• _SOURCE RECORDS_
## start
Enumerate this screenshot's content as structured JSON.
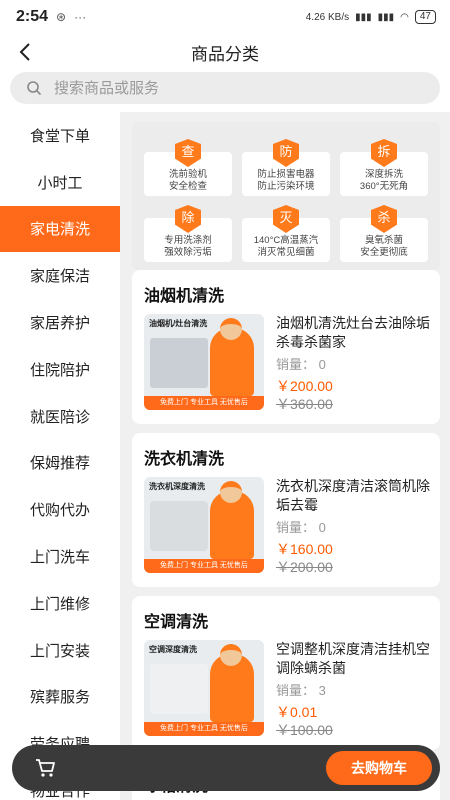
{
  "statusbar": {
    "time": "2:54",
    "network": "4.26 KB/s",
    "signal1": "HD",
    "signal2": "HD",
    "battery": "47"
  },
  "navbar": {
    "title": "商品分类"
  },
  "search": {
    "placeholder": "搜索商品或服务"
  },
  "sidebar": {
    "items": [
      {
        "label": "食堂下单"
      },
      {
        "label": "小时工"
      },
      {
        "label": "家电清洗"
      },
      {
        "label": "家庭保洁"
      },
      {
        "label": "家居养护"
      },
      {
        "label": "住院陪护"
      },
      {
        "label": "就医陪诊"
      },
      {
        "label": "保姆推荐"
      },
      {
        "label": "代购代办"
      },
      {
        "label": "上门洗车"
      },
      {
        "label": "上门维修"
      },
      {
        "label": "上门安装"
      },
      {
        "label": "殡葬服务"
      },
      {
        "label": "劳务应聘"
      },
      {
        "label": "物业合作"
      }
    ],
    "active_index": 2
  },
  "features": [
    {
      "badge": "查",
      "line1": "洗前验机",
      "line2": "安全检查"
    },
    {
      "badge": "防",
      "line1": "防止损害电器",
      "line2": "防止污染环境"
    },
    {
      "badge": "拆",
      "line1": "深度拆洗",
      "line2": "360°无死角"
    },
    {
      "badge": "除",
      "line1": "专用洗涤剂",
      "line2": "强效除污垢"
    },
    {
      "badge": "灭",
      "line1": "140°C高温蒸汽",
      "line2": "消灭常见细菌"
    },
    {
      "badge": "杀",
      "line1": "臭氧杀菌",
      "line2": "安全更彻底"
    }
  ],
  "sections": [
    {
      "title": "油烟机清洗",
      "thumb_label": "油烟机/灶台清洗",
      "thumb_banner": "免费上门 专业工具 无忧售后",
      "name": "油烟机清洗灶台去油除垢杀毒杀菌家",
      "sales": "销量： 0",
      "price": "￥200.00",
      "old_price": "￥360.00"
    },
    {
      "title": "洗衣机清洗",
      "thumb_label": "洗衣机深度清洗",
      "thumb_banner": "免费上门 专业工具 无忧售后",
      "name": "洗衣机深度清洁滚筒机除垢去霉",
      "sales": "销量： 0",
      "price": "￥160.00",
      "old_price": "￥200.00"
    },
    {
      "title": "空调清洗",
      "thumb_label": "空调深度清洗",
      "thumb_banner": "免费上门 专业工具 无忧售后",
      "name": "空调整机深度清洁挂机空调除螨杀菌",
      "sales": "销量： 3",
      "price": "￥0.01",
      "old_price": "￥100.00"
    },
    {
      "title": "冰箱清洗"
    }
  ],
  "cart": {
    "button_label": "去购物车"
  }
}
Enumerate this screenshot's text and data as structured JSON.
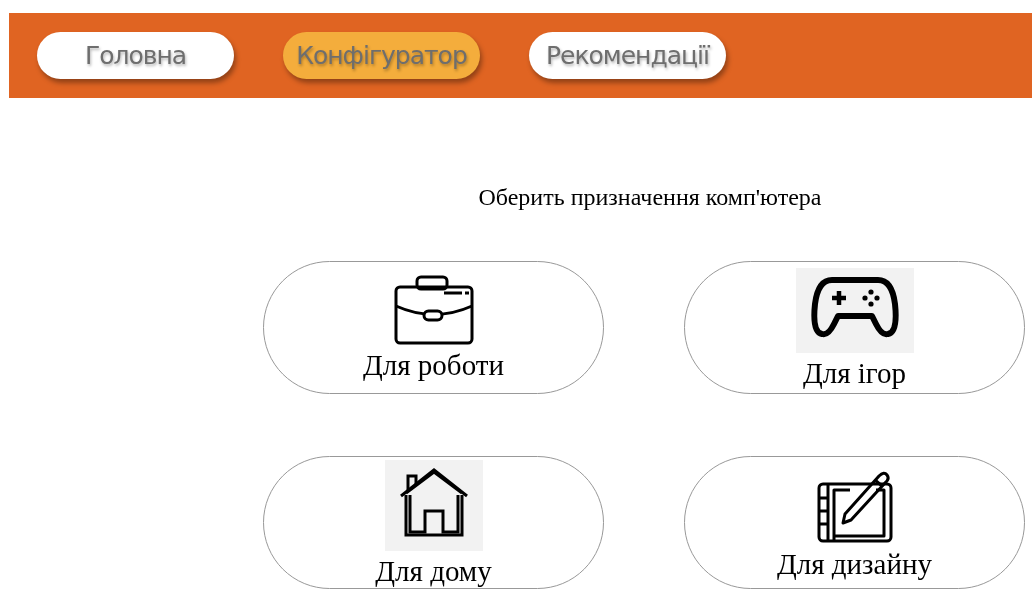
## end
• _WHAT IS REQUIRED_
Transcribe the records above exactly as they appear, leaving out any pictures.

• _TASK RESPONSE_
Enumerate this screenshot's content as structured JSON.
{
  "statusbar": {
    "time": "2:54",
    "network": "4.26 KB/s",
    "signal1": "HD",
    "signal2": "HD",
    "battery": "47"
  },
  "navbar": {
    "title": "商品分类"
  },
  "search": {
    "placeholder": "搜索商品或服务"
  },
  "sidebar": {
    "items": [
      {
        "label": "食堂下单"
      },
      {
        "label": "小时工"
      },
      {
        "label": "家电清洗"
      },
      {
        "label": "家庭保洁"
      },
      {
        "label": "家居养护"
      },
      {
        "label": "住院陪护"
      },
      {
        "label": "就医陪诊"
      },
      {
        "label": "保姆推荐"
      },
      {
        "label": "代购代办"
      },
      {
        "label": "上门洗车"
      },
      {
        "label": "上门维修"
      },
      {
        "label": "上门安装"
      },
      {
        "label": "殡葬服务"
      },
      {
        "label": "劳务应聘"
      },
      {
        "label": "物业合作"
      }
    ],
    "active_index": 2
  },
  "features": [
    {
      "badge": "查",
      "line1": "洗前验机",
      "line2": "安全检查"
    },
    {
      "badge": "防",
      "line1": "防止损害电器",
      "line2": "防止污染环境"
    },
    {
      "badge": "拆",
      "line1": "深度拆洗",
      "line2": "360°无死角"
    },
    {
      "badge": "除",
      "line1": "专用洗涤剂",
      "line2": "强效除污垢"
    },
    {
      "badge": "灭",
      "line1": "140°C高温蒸汽",
      "line2": "消灭常见细菌"
    },
    {
      "badge": "杀",
      "line1": "臭氧杀菌",
      "line2": "安全更彻底"
    }
  ],
  "sections": [
    {
      "title": "油烟机清洗",
      "thumb_label": "油烟机/灶台清洗",
      "thumb_banner": "免费上门 专业工具 无忧售后",
      "name": "油烟机清洗灶台去油除垢杀毒杀菌家",
      "sales": "销量： 0",
      "price": "￥200.00",
      "old_price": "￥360.00"
    },
    {
      "title": "洗衣机清洗",
      "thumb_label": "洗衣机深度清洗",
      "thumb_banner": "免费上门 专业工具 无忧售后",
      "name": "洗衣机深度清洁滚筒机除垢去霉",
      "sales": "销量： 0",
      "price": "￥160.00",
      "old_price": "￥200.00"
    },
    {
      "title": "空调清洗",
      "thumb_label": "空调深度清洗",
      "thumb_banner": "免费上门 专业工具 无忧售后",
      "name": "空调整机深度清洁挂机空调除螨杀菌",
      "sales": "销量： 3",
      "price": "￥0.01",
      "old_price": "￥100.00"
    },
    {
      "title": "冰箱清洗"
    }
  ],
  "cart": {
    "button_label": "去购物车"
  }
}
Enumerate this screenshot's text and data as structured JSON.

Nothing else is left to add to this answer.